/---
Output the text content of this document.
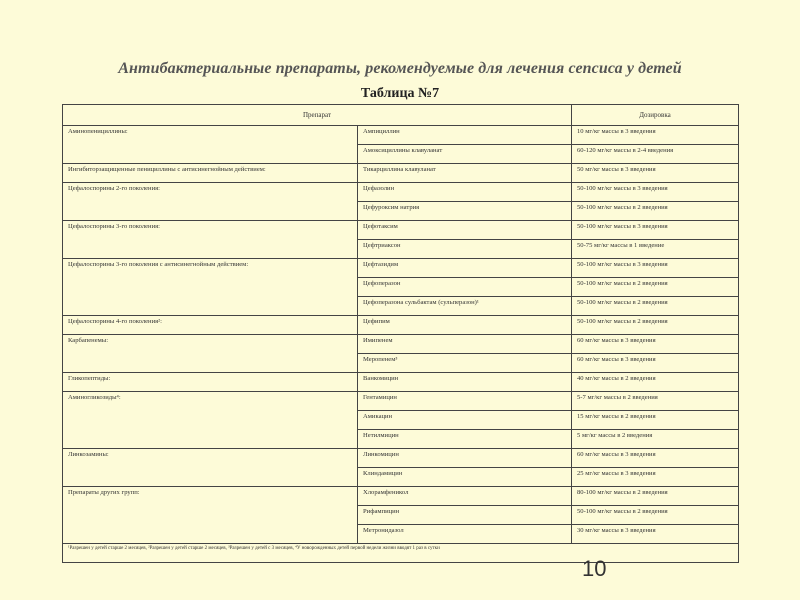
Антибактериальные препараты, рекомендуемые для лечения сепсиса у детей
Таблица №7
Препарат		Дозировка
Аминопенициллины:	Ампициллин	10 мг/кг массы в 3 введения
	Амоксициллины клавуланат	60-120 мг/кг массы в 2-4 введения
Ингибиторзащищенные пенициллины с антисинегнойным действием:	Тикарциллина клавуланат	50 мг/кг массы в 3 введения
Цефалоспорины 2-го поколения:	Цефазолин	50-100 мг/кг массы в 3 введения
	Цефуроксим натрия	50-100 мг/кг массы в 2 введения
Цефалоспорины 3-го поколения:	Цефотаксим	50-100 мг/кг массы в 3 введения
	Цефтриаксон	50-75 мг/кг массы в 1 введение
Цефалоспорины 3-го поколения с антисинегнойным действием:	Цефтазидим	50-100 мг/кг массы в 3 введения
	Цефоперазон	50-100 мг/кг массы в 2 введения
	Цефоперазона сульбактам (сульперазон)¹	50-100 мг/кг массы в 2 введения
Цефалоспорины 4-го поколения²:	Цефипим	50-100 мг/кг массы в 2 введения
Карбапенемы:	Имипенем	60 мг/кг массы в 3 введения
	Меропенем³	60 мг/кг массы в 3 введения
Гликопептиды:	Ванкомицин	40 мг/кг массы в 2 введения
Аминогликозиды⁴:	Гентамицин	5-7 мг/кг массы в 2 введения
	Амикацин	15 мг/кг массы в 2 введения
	Нетилмицин	5 мг/кг массы в 2 введения
Линкозамины:	Линкомицин	60 мг/кг массы в 3 введения
	Клиндамицин	25 мг/кг массы в 3 введения
Препараты других групп:	Хлорамфеникол	80-100 мг/кг массы в 2 введения
	Рифампицин	50-100 мг/кг массы в 2 введения
	Метронидазол	30 мг/кг массы в 3 введения
¹Разрешен у детей старше 2 месяцев, ²Разрешен у детей старше 2 месяцев, ³Разрешен у детей с 3 месяцев, ⁴У новорожденных детей первой недели жизни вводят 1 раз в сутки		
10
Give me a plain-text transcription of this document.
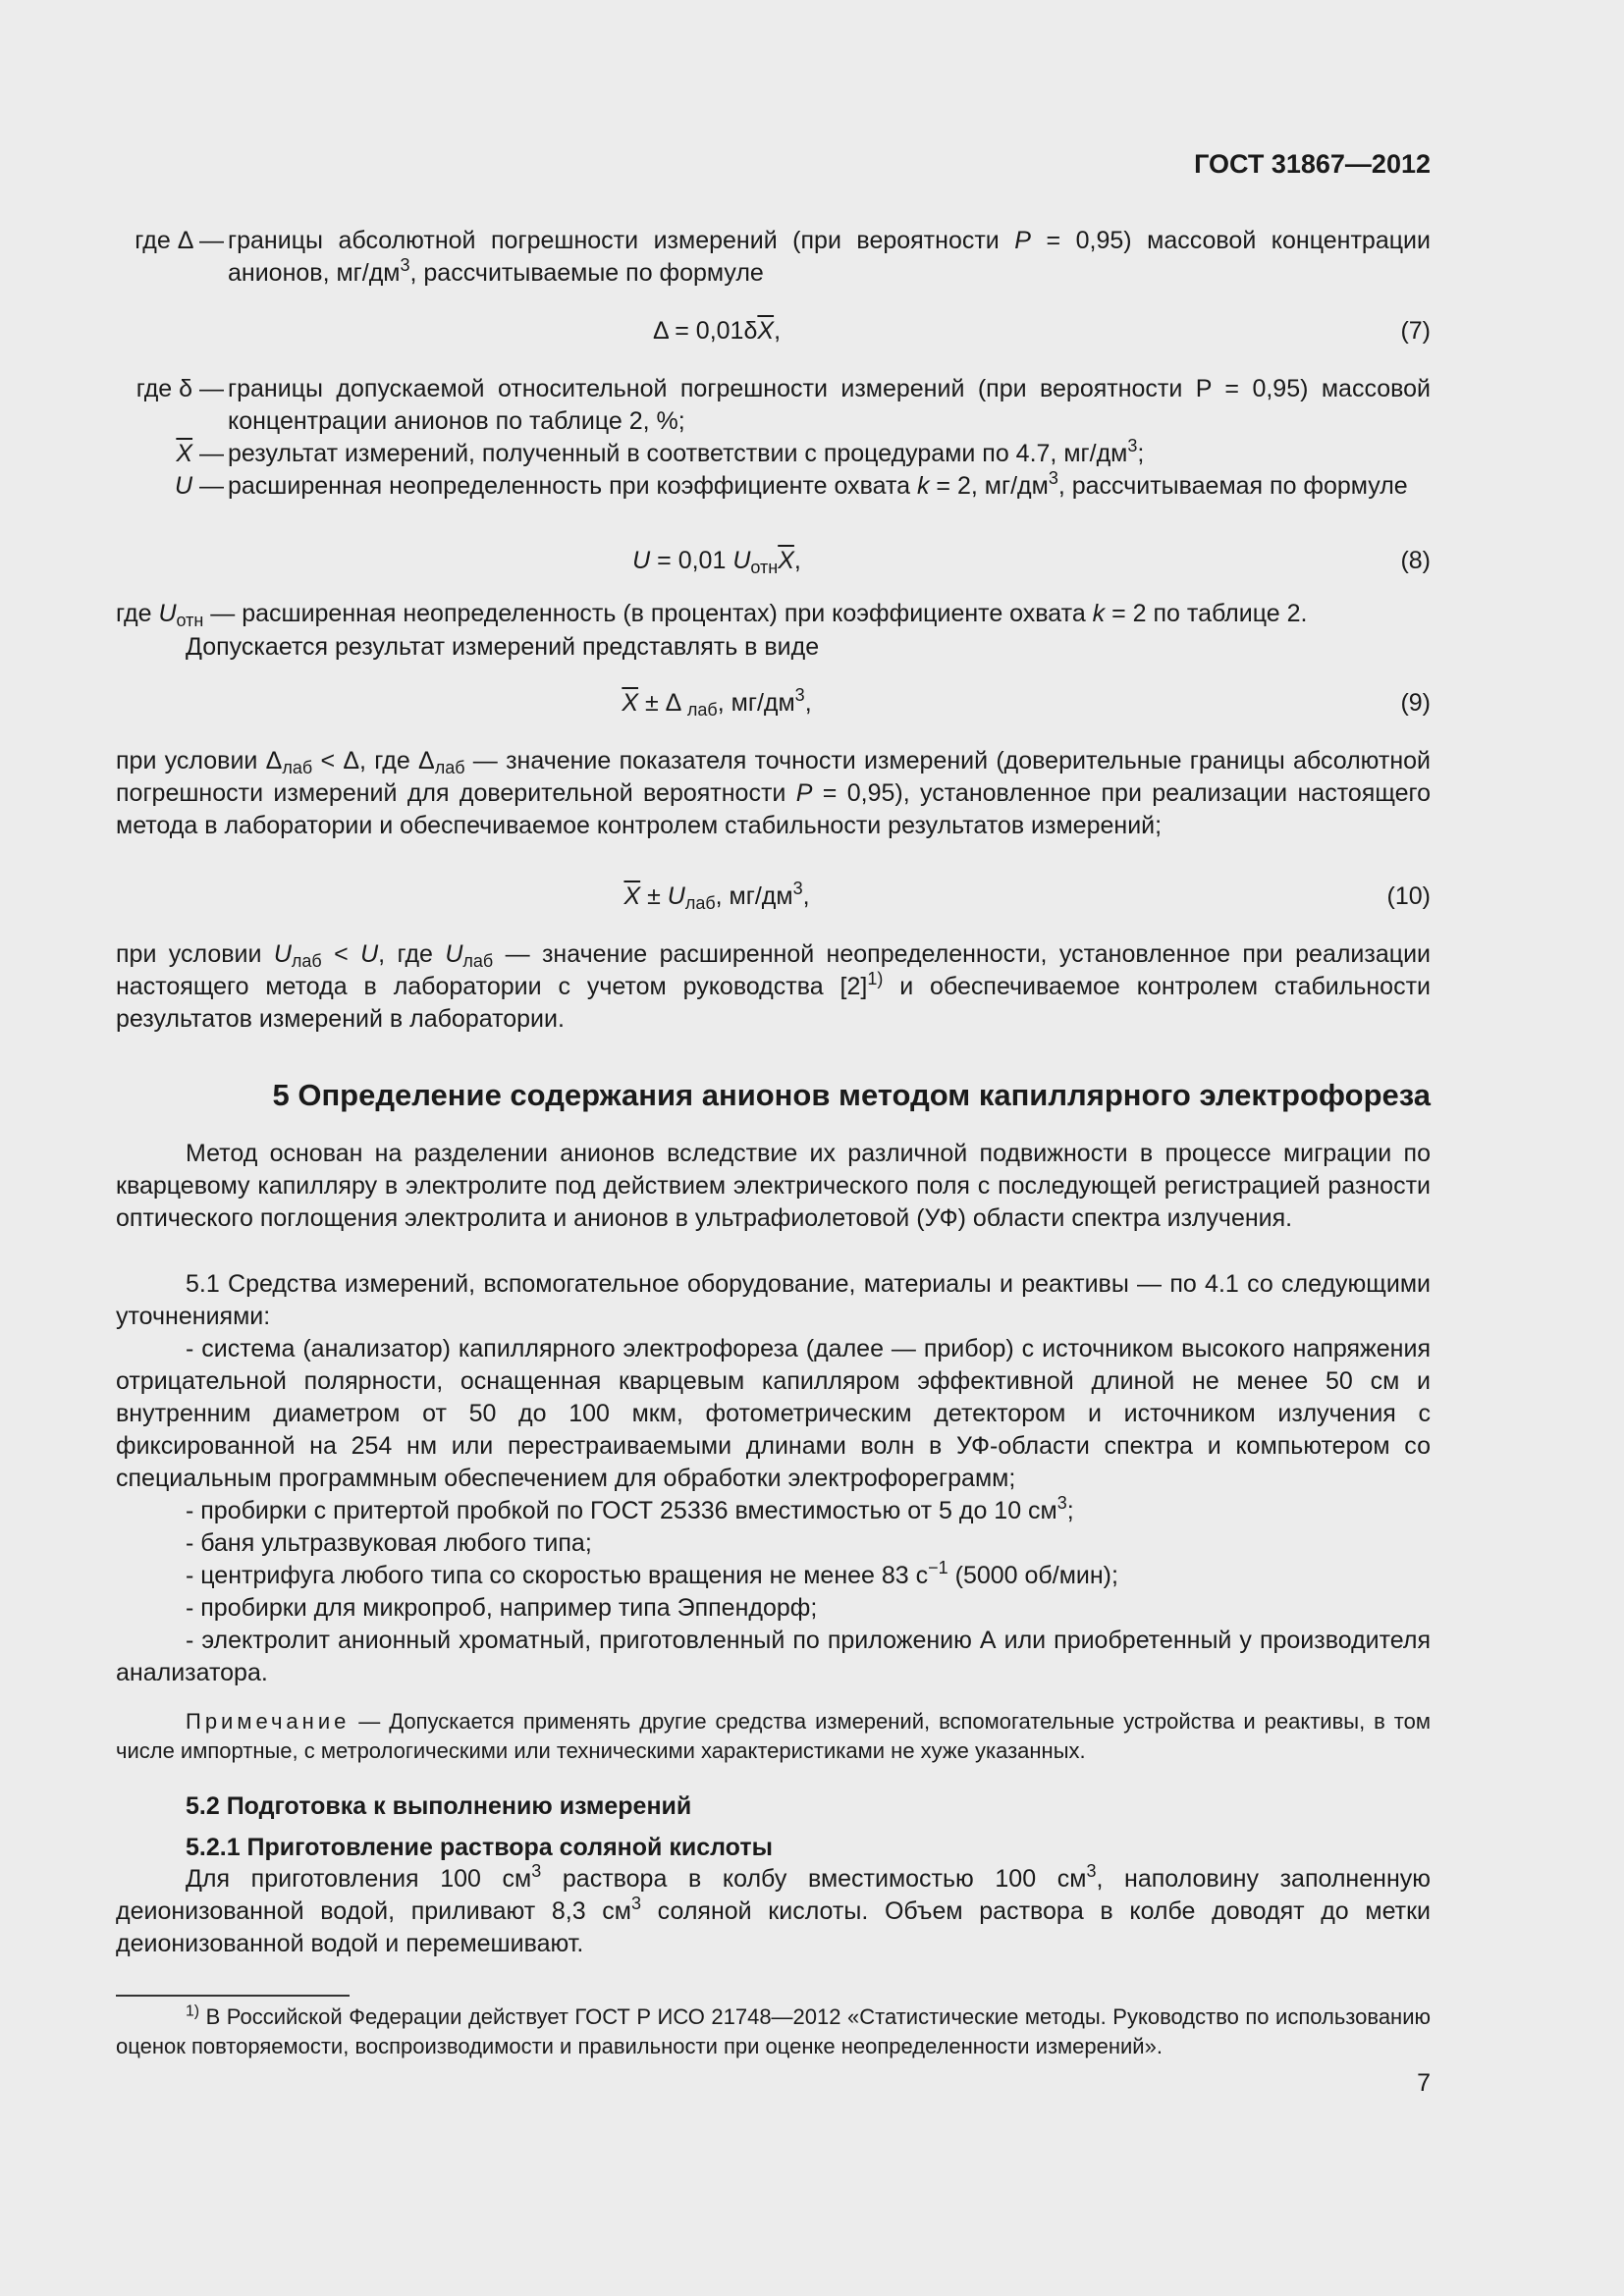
ГОСТ 31867—2012
где Δ — границы абсолютной погрешности измерений (при вероятности P = 0,95) массовой концентрации анионов, $мг/дм^3$, рассчитываемые по формуле
$\Delta = 0,01\delta\overline{X}$,	(7)
где δ — границы допускаемой относительной погрешности измерений (при вероятности P = 0,95) массовой концентрации анионов по таблице 2, %;
$\overline{X}$ — результат измерений, полученный в соответствии с процедурами по 4.7, $мг/дм^3$;
U — расширенная неопределенность при коэффициенте охвата k = 2, $мг/дм^3$, рассчитываемая по формуле
U = 0,01 $U_{отн}\overline{X}$,	(8)
где $U_{отн}$ — расширенная неопределенность (в процентах) при коэффициенте охвата k = 2 по таблице 2.
Допускается результат измерений представлять в виде
$\overline{X} \pm \Delta$ $_{лаб}$, $мг/дм^3$,	(9)
при условии $\Delta_{лаб} < \Delta$, где $\Delta_{лаб}$ — значение показателя точности измерений (доверительные границы абсолютной погрешности измерений для доверительной вероятности P = 0,95), установленное при реализации настоящего метода в лаборатории и обеспечиваемое контролем стабильности результатов измерений;
$\overline{X} \pm U_{лаб}$, $мг/дм^3$,	(10)
при условии $U_{лаб} < U$, где $U_{лаб}$ — значение расширенной неопределенности, установленное при реализации настоящего метода в лаборатории с учетом руководства $[2]^{1)}$ и обеспечиваемое контролем стабильности результатов измерений в лаборатории.
5 Определение содержания анионов методом капиллярного электрофореза
Метод основан на разделении анионов вследствие их различной подвижности в процессе миграции по кварцевому капилляру в электролите под действием электрического поля с последующей регистрацией разности оптического поглощения электролита и анионов в ультрафиолетовой (УФ) области спектра излучения.
5.1 Средства измерений, вспомогательное оборудование, материалы и реактивы — по 4.1 со следующими уточнениями:
- система (анализатор) капиллярного электрофореза (далее — прибор) с источником высокого напряжения отрицательной полярности, оснащенная кварцевым капилляром эффективной длиной не менее 50 см и внутренним диаметром от 50 до 100 мкм, фотометрическим детектором и источником излучения с фиксированной на 254 нм или перестраиваемыми длинами волн в УФ-области спектра и компьютером со специальным программным обеспечением для обработки электрофореграмм;
- пробирки с притертой пробкой по ГОСТ 25336 вместимостью от 5 до 10 $см^3$;
- баня ультразвуковая любого типа;
- центрифуга любого типа со скоростью вращения не менее 83 $с^{-1}$ (5000 об/мин);
- пробирки для микропроб, например типа Эппендорф;
- электролит анионный хроматный, приготовленный по приложению А или приобретенный у производителя анализатора.
Примечание — Допускается применять другие средства измерений, вспомогательные устройства и реактивы, в том числе импортные, с метрологическими или техническими характеристиками не хуже указанных.
5.2 Подготовка к выполнению измерений
5.2.1 Приготовление раствора соляной кислоты
Для приготовления 100 $см^3$ раствора в колбу вместимостью 100 $см^3$, наполовину заполненную деионизованной водой, приливают 8,3 $см^3$ соляной кислоты. Объем раствора в колбе доводят до метки деионизованной водой и перемешивают.
$^{1)}$ В Российской Федерации действует ГОСТ Р ИСО 21748—2012 «Статистические методы. Руководство по использованию оценок повторяемости, воспроизводимости и правильности при оценке неопределенности измерений».
7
\---
AIM OF THE EXERCISE
Skip the pictures and transcribe the rest of the records exactly.

ANSWER TO THE EXERCISE
Output the text content of this document.
Антибактериальные препараты, рекомендуемые для лечения сепсиса у детей
Таблица №7
Препарат		Дозировка
Аминопенициллины:	Ампициллин	10 мг/кг массы в 3 введения
	Амоксициллины клавуланат	60-120 мг/кг массы в 2-4 введения
Ингибиторзащищенные пенициллины с антисинегнойным действием:	Тикарциллина клавуланат	50 мг/кг массы в 3 введения
Цефалоспорины 2-го поколения:	Цефазолин	50-100 мг/кг массы в 3 введения
	Цефуроксим натрия	50-100 мг/кг массы в 2 введения
Цефалоспорины 3-го поколения:	Цефотаксим	50-100 мг/кг массы в 3 введения
	Цефтриаксон	50-75 мг/кг массы в 1 введение
Цефалоспорины 3-го поколения с антисинегнойным действием:	Цефтазидим	50-100 мг/кг массы в 3 введения
	Цефоперазон	50-100 мг/кг массы в 2 введения
	Цефоперазона сульбактам (сульперазон)¹	50-100 мг/кг массы в 2 введения
Цефалоспорины 4-го поколения²:	Цефипим	50-100 мг/кг массы в 2 введения
Карбапенемы:	Имипенем	60 мг/кг массы в 3 введения
	Меропенем³	60 мг/кг массы в 3 введения
Гликопептиды:	Ванкомицин	40 мг/кг массы в 2 введения
Аминогликозиды⁴:	Гентамицин	5-7 мг/кг массы в 2 введения
	Амикацин	15 мг/кг массы в 2 введения
	Нетилмицин	5 мг/кг массы в 2 введения
Линкозамины:	Линкомицин	60 мг/кг массы в 3 введения
	Клиндамицин	25 мг/кг массы в 3 введения
Препараты других групп:	Хлорамфеникол	80-100 мг/кг массы в 2 введения
	Рифампицин	50-100 мг/кг массы в 2 введения
	Метронидазол	30 мг/кг массы в 3 введения
¹Разрешен у детей старше 2 месяцев, ²Разрешен у детей старше 2 месяцев, ³Разрешен у детей с 3 месяцев, ⁴У новорожденных детей первой недели жизни вводят 1 раз в сутки		
10
Give me a plain-text transcription of this document.
ГОСТ 31867—2012
где Δ — границы абсолютной погрешности измерений (при вероятности P = 0,95) массовой концентрации анионов, $мг/дм^3$, рассчитываемые по формуле
$\Delta = 0,01\delta\overline{X}$,	(7)
где δ — границы допускаемой относительной погрешности измерений (при вероятности P = 0,95) массовой концентрации анионов по таблице 2, %;
$\overline{X}$ — результат измерений, полученный в соответствии с процедурами по 4.7, $мг/дм^3$;
U — расширенная неопределенность при коэффициенте охвата k = 2, $мг/дм^3$, рассчитываемая по формуле
U = 0,01 $U_{отн}\overline{X}$,	(8)
где $U_{отн}$ — расширенная неопределенность (в процентах) при коэффициенте охвата k = 2 по таблице 2.
Допускается результат измерений представлять в виде
$\overline{X} \pm \Delta$ $_{лаб}$, $мг/дм^3$,	(9)
при условии $\Delta_{лаб} < \Delta$, где $\Delta_{лаб}$ — значение показателя точности измерений (доверительные границы абсолютной погрешности измерений для доверительной вероятности P = 0,95), установленное при реализации настоящего метода в лаборатории и обеспечиваемое контролем стабильности результатов измерений;
$\overline{X} \pm U_{лаб}$, $мг/дм^3$,	(10)
при условии $U_{лаб} < U$, где $U_{лаб}$ — значение расширенной неопределенности, установленное при реализации настоящего метода в лаборатории с учетом руководства $[2]^{1)}$ и обеспечиваемое контролем стабильности результатов измерений в лаборатории.
5 Определение содержания анионов методом капиллярного электрофореза
Метод основан на разделении анионов вследствие их различной подвижности в процессе миграции по кварцевому капилляру в электролите под действием электрического поля с последующей регистрацией разности оптического поглощения электролита и анионов в ультрафиолетовой (УФ) области спектра излучения.
5.1 Средства измерений, вспомогательное оборудование, материалы и реактивы — по 4.1 со следующими уточнениями:
- система (анализатор) капиллярного электрофореза (далее — прибор) с источником высокого напряжения отрицательной полярности, оснащенная кварцевым капилляром эффективной длиной не менее 50 см и внутренним диаметром от 50 до 100 мкм, фотометрическим детектором и источником излучения с фиксированной на 254 нм или перестраиваемыми длинами волн в УФ-области спектра и компьютером со специальным программным обеспечением для обработки электрофореграмм;
- пробирки с притертой пробкой по ГОСТ 25336 вместимостью от 5 до 10 $см^3$;
- баня ультразвуковая любого типа;
- центрифуга любого типа со скоростью вращения не менее 83 $с^{-1}$ (5000 об/мин);
- пробирки для микропроб, например типа Эппендорф;
- электролит анионный хроматный, приготовленный по приложению А или приобретенный у производителя анализатора.
Примечание — Допускается применять другие средства измерений, вспомогательные устройства и реактивы, в том числе импортные, с метрологическими или техническими характеристиками не хуже указанных.
5.2 Подготовка к выполнению измерений
5.2.1 Приготовление раствора соляной кислоты
Для приготовления 100 $см^3$ раствора в колбу вместимостью 100 $см^3$, наполовину заполненную деионизованной водой, приливают 8,3 $см^3$ соляной кислоты. Объем раствора в колбе доводят до метки деионизованной водой и перемешивают.
$^{1)}$ В Российской Федерации действует ГОСТ Р ИСО 21748—2012 «Статистические методы. Руководство по использованию оценок повторяемости, воспроизводимости и правильности при оценке неопределенности измерений».
7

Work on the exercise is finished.